RECORDS TO USE:
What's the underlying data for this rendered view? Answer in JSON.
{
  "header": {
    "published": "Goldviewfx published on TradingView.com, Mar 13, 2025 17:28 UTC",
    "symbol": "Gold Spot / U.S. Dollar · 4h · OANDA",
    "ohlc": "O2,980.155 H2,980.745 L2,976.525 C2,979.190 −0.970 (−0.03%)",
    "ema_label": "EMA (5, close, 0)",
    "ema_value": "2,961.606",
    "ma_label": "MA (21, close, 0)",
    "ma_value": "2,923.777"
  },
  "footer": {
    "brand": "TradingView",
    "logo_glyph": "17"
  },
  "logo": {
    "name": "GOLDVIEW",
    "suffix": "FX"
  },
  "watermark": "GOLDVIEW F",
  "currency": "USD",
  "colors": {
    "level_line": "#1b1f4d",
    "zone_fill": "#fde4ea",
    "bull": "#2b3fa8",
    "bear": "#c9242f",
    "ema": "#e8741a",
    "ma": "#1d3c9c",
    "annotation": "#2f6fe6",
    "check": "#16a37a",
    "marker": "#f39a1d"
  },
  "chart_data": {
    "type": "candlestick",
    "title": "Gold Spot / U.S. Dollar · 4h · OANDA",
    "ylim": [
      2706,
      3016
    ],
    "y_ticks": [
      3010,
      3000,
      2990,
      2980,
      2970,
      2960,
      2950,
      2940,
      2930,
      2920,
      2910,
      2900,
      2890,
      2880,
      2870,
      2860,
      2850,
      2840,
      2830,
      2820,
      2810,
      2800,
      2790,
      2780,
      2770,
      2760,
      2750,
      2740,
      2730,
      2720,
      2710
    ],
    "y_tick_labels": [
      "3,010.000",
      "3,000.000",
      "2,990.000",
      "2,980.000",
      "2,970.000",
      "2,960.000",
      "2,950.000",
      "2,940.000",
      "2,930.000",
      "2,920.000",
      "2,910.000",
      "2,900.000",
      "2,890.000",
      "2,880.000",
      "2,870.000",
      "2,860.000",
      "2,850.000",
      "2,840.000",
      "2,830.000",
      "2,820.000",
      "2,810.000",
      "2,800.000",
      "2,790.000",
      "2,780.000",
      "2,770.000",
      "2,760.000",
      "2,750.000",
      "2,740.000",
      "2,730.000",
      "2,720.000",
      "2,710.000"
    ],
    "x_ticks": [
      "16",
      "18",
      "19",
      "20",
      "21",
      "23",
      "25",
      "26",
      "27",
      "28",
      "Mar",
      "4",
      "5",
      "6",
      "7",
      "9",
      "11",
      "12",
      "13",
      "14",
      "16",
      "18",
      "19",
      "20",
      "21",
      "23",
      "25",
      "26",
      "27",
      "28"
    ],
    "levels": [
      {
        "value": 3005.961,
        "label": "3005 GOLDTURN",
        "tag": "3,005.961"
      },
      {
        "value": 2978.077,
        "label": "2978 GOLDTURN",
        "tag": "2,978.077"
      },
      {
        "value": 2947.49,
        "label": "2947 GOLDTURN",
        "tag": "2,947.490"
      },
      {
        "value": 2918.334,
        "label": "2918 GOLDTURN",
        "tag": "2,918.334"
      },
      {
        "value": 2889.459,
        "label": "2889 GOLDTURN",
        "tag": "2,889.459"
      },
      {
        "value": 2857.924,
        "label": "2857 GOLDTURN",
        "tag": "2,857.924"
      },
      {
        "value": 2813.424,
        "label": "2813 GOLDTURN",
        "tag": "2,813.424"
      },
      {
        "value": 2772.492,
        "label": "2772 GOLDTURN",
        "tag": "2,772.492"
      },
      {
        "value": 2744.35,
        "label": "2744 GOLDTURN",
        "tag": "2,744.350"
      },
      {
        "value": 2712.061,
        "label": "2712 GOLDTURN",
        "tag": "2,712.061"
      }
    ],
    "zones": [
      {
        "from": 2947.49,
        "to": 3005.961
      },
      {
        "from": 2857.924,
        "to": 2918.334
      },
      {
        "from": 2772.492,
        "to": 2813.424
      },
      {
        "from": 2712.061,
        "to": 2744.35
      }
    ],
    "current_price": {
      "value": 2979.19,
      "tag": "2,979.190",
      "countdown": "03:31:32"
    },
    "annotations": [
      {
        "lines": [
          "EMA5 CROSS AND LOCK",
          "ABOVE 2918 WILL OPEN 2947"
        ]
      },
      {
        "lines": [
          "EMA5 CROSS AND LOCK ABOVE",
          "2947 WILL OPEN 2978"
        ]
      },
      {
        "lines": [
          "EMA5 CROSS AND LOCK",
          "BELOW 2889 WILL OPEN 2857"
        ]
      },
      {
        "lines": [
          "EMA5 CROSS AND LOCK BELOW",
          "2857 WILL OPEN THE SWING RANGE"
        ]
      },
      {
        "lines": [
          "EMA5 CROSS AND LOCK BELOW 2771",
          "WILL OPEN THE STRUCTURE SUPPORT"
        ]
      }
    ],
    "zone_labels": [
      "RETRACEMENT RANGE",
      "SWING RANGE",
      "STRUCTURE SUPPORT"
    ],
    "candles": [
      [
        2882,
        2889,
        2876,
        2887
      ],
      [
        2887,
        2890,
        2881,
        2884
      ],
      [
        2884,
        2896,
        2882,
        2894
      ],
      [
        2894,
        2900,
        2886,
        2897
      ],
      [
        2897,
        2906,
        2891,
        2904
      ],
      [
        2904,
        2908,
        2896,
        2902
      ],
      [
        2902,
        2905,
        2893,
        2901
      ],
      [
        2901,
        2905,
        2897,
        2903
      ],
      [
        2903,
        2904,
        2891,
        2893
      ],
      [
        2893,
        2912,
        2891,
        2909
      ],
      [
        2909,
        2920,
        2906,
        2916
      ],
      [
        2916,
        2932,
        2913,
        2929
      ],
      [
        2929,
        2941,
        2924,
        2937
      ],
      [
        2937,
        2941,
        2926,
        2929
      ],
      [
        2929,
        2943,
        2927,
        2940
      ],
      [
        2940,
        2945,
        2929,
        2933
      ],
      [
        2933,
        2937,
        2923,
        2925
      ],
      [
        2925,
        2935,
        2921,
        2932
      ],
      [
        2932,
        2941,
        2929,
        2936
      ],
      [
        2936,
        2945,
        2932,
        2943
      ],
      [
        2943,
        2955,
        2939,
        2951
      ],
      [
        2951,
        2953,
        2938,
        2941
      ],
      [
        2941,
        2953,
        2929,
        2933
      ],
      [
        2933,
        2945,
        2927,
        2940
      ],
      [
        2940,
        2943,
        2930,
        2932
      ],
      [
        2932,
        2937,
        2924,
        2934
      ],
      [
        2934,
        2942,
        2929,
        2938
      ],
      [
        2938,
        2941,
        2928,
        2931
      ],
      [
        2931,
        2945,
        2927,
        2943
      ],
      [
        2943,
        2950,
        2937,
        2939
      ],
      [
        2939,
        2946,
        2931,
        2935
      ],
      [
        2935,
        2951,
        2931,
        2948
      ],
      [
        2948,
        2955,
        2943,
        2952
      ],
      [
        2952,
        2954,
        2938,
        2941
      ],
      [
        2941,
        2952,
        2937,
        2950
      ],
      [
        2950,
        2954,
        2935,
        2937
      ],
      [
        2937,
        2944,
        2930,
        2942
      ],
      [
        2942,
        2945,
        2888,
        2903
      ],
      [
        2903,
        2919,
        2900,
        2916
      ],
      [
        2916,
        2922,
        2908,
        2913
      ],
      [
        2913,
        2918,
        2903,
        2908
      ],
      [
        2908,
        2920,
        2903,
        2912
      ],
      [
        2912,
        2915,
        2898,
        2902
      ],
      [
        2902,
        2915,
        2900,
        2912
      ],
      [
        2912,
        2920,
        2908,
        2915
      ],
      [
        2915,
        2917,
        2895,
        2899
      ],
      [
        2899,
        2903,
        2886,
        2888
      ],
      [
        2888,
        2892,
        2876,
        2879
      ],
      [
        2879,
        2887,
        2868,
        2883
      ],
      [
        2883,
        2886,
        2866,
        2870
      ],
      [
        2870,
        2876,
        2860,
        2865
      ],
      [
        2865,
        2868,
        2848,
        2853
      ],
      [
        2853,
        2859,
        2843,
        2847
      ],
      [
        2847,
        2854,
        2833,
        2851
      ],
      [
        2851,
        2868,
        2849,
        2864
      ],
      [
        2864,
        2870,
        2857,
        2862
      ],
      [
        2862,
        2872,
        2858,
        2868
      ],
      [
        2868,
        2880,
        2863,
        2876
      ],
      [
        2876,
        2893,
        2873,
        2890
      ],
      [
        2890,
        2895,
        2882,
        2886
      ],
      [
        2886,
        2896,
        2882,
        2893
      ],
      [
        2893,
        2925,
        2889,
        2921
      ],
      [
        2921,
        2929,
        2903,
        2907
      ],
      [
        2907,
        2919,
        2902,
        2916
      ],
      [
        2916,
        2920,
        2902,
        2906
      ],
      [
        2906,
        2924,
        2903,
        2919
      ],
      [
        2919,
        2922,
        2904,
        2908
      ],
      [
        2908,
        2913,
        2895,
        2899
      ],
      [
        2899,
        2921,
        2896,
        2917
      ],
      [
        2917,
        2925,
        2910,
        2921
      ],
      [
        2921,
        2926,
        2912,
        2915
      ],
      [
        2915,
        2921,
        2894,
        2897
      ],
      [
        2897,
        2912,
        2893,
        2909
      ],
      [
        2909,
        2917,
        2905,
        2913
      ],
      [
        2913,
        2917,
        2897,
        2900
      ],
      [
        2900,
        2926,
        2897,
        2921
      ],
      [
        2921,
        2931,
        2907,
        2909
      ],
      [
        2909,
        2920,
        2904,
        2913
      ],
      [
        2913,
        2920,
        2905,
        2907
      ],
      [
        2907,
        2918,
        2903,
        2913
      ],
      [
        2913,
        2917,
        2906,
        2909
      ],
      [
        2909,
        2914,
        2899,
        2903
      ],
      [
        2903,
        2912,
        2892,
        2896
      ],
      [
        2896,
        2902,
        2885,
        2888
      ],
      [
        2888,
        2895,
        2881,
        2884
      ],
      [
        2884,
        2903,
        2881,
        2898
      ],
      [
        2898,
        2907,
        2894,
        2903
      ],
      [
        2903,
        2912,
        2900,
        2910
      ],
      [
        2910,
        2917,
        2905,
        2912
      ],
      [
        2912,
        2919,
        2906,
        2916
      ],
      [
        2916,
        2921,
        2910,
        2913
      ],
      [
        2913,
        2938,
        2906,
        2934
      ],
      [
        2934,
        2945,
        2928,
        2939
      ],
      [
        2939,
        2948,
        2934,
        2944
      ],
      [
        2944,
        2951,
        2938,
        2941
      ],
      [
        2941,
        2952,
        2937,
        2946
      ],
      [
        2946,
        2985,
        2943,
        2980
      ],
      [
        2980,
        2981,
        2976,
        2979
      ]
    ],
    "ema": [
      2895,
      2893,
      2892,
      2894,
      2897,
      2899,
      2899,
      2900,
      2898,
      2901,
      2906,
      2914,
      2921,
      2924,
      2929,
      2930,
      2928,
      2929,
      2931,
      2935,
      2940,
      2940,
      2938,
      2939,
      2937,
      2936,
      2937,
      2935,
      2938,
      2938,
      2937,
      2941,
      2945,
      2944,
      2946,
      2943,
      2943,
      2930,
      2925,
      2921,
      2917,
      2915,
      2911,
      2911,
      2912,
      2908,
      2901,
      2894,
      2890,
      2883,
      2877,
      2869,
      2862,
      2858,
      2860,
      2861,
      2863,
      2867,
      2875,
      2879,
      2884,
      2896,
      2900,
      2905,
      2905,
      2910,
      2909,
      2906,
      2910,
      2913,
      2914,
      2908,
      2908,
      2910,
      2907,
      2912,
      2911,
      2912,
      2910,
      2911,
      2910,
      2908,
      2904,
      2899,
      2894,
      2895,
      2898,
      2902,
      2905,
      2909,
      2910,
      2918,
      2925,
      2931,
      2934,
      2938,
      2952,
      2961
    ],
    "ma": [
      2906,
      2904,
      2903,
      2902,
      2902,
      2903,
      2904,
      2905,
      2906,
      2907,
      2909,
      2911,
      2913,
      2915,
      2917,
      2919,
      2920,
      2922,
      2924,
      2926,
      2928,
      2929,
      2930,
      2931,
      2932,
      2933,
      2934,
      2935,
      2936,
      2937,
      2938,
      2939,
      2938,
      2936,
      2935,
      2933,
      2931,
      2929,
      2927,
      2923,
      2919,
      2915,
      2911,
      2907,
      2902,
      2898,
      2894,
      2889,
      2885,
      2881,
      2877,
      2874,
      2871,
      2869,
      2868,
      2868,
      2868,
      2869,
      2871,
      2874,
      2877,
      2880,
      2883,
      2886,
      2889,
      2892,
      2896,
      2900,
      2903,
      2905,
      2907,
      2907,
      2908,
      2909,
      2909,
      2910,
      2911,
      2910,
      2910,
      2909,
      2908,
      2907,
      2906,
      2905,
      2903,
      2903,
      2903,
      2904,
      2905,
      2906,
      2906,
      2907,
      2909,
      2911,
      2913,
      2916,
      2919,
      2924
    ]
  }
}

EXERCISE PROMPT:
Scan the data above; copy every line where "Dollar" appears.

ANSWER TO THE EXERCISE:
    "symbol": "Gold Spot / U.S. Dollar · 4h · OANDA",
    "title": "Gold Spot / U.S. Dollar · 4h · OANDA",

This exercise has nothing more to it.